**** MATERIAL ****

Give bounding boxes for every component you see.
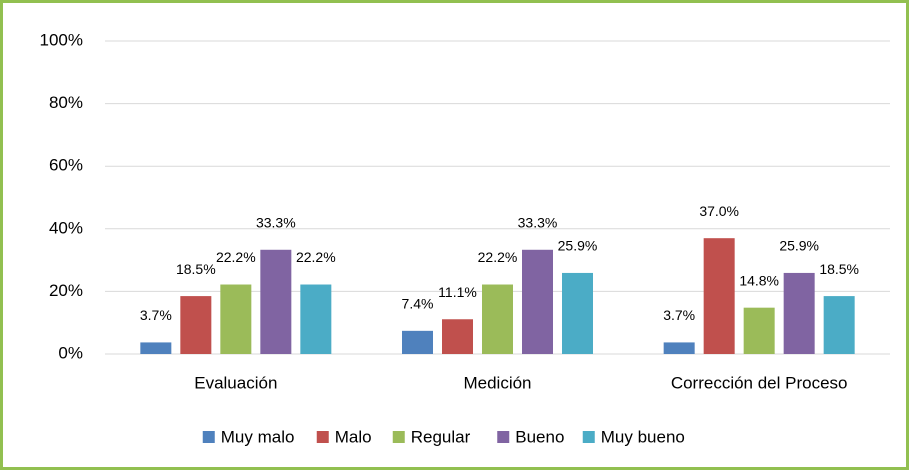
value-label: 22.2% <box>296 249 336 265</box>
value-label: 25.9% <box>779 238 819 254</box>
value-label: 22.2% <box>216 249 256 265</box>
y-tick-label: 40% <box>49 218 83 237</box>
value-label: 33.3% <box>518 214 558 230</box>
legend-label: Muy malo <box>221 427 295 446</box>
legend-swatch <box>497 431 510 443</box>
legend-label: Muy bueno <box>601 427 685 446</box>
value-label: 25.9% <box>558 238 598 254</box>
legend-swatch <box>582 431 595 443</box>
bar <box>783 272 815 354</box>
value-label: 7.4% <box>402 296 434 312</box>
y-tick-label: 60% <box>49 156 83 175</box>
y-tick-label: 80% <box>49 93 83 112</box>
bar <box>442 319 473 354</box>
x-tick-label: Medición <box>463 373 531 392</box>
bar <box>522 249 553 354</box>
bar <box>300 284 332 354</box>
value-label: 11.1% <box>438 284 477 300</box>
x-tick-label: Evaluación <box>194 373 277 392</box>
bar <box>743 307 775 354</box>
bar <box>562 272 593 354</box>
value-label: 22.2% <box>478 249 518 265</box>
bar <box>140 342 172 354</box>
bar <box>482 284 513 354</box>
y-tick-label: 0% <box>58 343 83 362</box>
bar <box>220 284 252 354</box>
legend-swatch <box>316 431 329 443</box>
value-label: 14.8% <box>739 272 779 288</box>
bar <box>260 249 292 354</box>
bar <box>402 330 433 354</box>
bar <box>703 238 735 354</box>
bar <box>180 296 212 354</box>
legend-label: Regular <box>411 427 471 446</box>
value-label: 37.0% <box>699 203 739 219</box>
legend-swatch <box>202 431 215 443</box>
value-label: 18.5% <box>819 261 859 277</box>
legend-label: Malo <box>335 427 372 446</box>
value-label: 18.5% <box>176 261 216 277</box>
value-label: 3.7% <box>663 307 695 323</box>
legend-label: Bueno <box>515 427 564 446</box>
legend-swatch <box>392 431 405 443</box>
bar <box>663 342 695 354</box>
y-tick-label: 100% <box>40 30 83 49</box>
value-label: 3.7% <box>140 307 172 323</box>
x-tick-label: Corrección del Proceso <box>671 373 848 392</box>
y-tick-label: 20% <box>49 281 83 300</box>
value-label: 33.3% <box>256 214 296 230</box>
bar <box>823 296 855 354</box>
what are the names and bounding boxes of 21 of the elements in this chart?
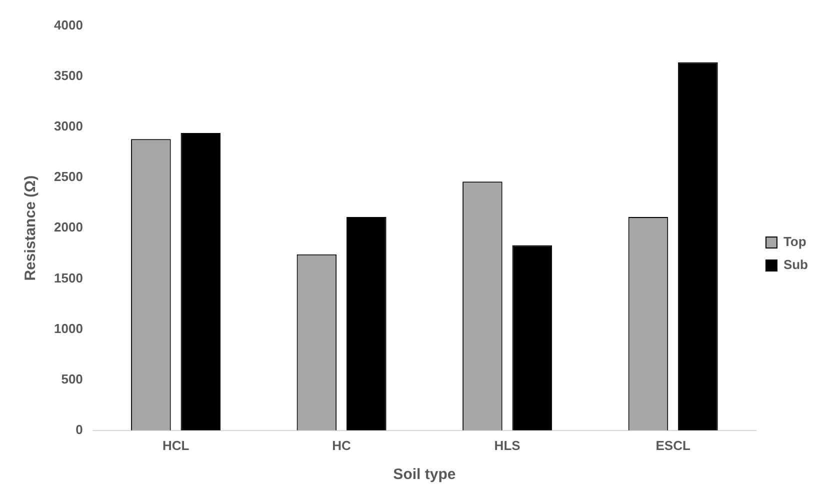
y-tick-label: 2000 (54, 220, 83, 235)
y-tick-label: 3500 (54, 68, 83, 83)
x-axis-title: Soil type (393, 466, 456, 484)
x-tick-label: ESCL (656, 438, 690, 453)
bar (678, 62, 718, 430)
y-tick-label: 2500 (54, 169, 83, 184)
bar (346, 216, 386, 430)
x-tick-label: HLS (494, 438, 521, 453)
x-tick-label: HC (332, 438, 352, 453)
y-tick-label: 1500 (54, 270, 83, 286)
y-tick-label: 0 (76, 422, 83, 437)
y-tick-label: 3000 (54, 118, 83, 134)
legend-label: Top (783, 234, 806, 250)
y-tick-label: 4000 (54, 17, 83, 32)
legend-label: Sub (783, 257, 808, 272)
y-tick-label: 500 (61, 371, 83, 386)
y-tick-label: 1000 (54, 320, 83, 336)
bar (512, 245, 552, 430)
y-axis-title: Resistance (Ω) (22, 175, 40, 281)
x-tick-label: HCL (162, 438, 190, 453)
bar (180, 133, 221, 430)
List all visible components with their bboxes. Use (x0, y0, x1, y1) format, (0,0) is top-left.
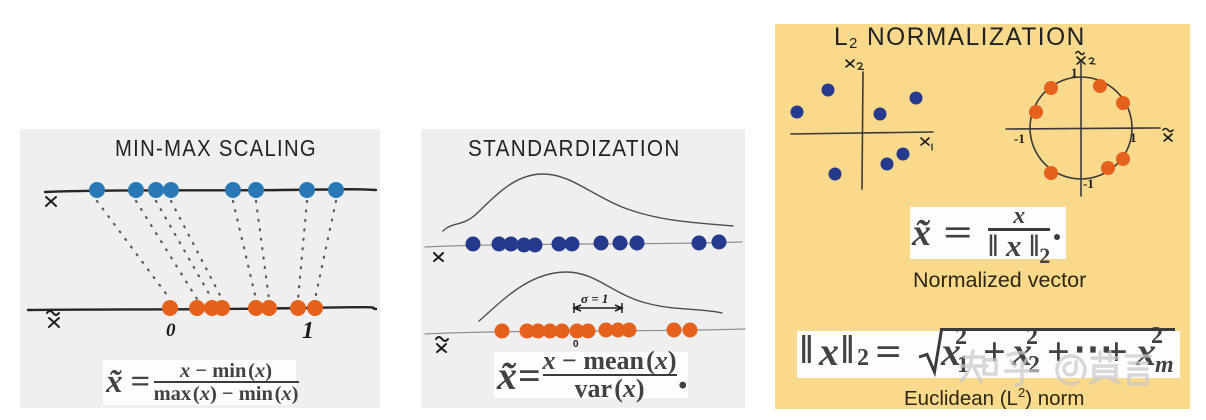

****

* _EXERCISE DIRECTIONS_: Repeat the part of the items that opens with the line containing "value-label: 22.2% <box>296 249 336 265</box>" and closes with the line containing "legend-label: Muy malo", copying each line exactly as it appears, with both of those lines included.

* _SOLUTION TO THIS EXERCISE_:
value-label: 22.2% <box>296 249 336 265</box>
value-label: 25.9% <box>779 238 819 254</box>
value-label: 22.2% <box>216 249 256 265</box>
y-tick-label: 40% <box>49 218 83 237</box>
value-label: 33.3% <box>518 214 558 230</box>
legend-label: Muy malo <box>221 427 295 446</box>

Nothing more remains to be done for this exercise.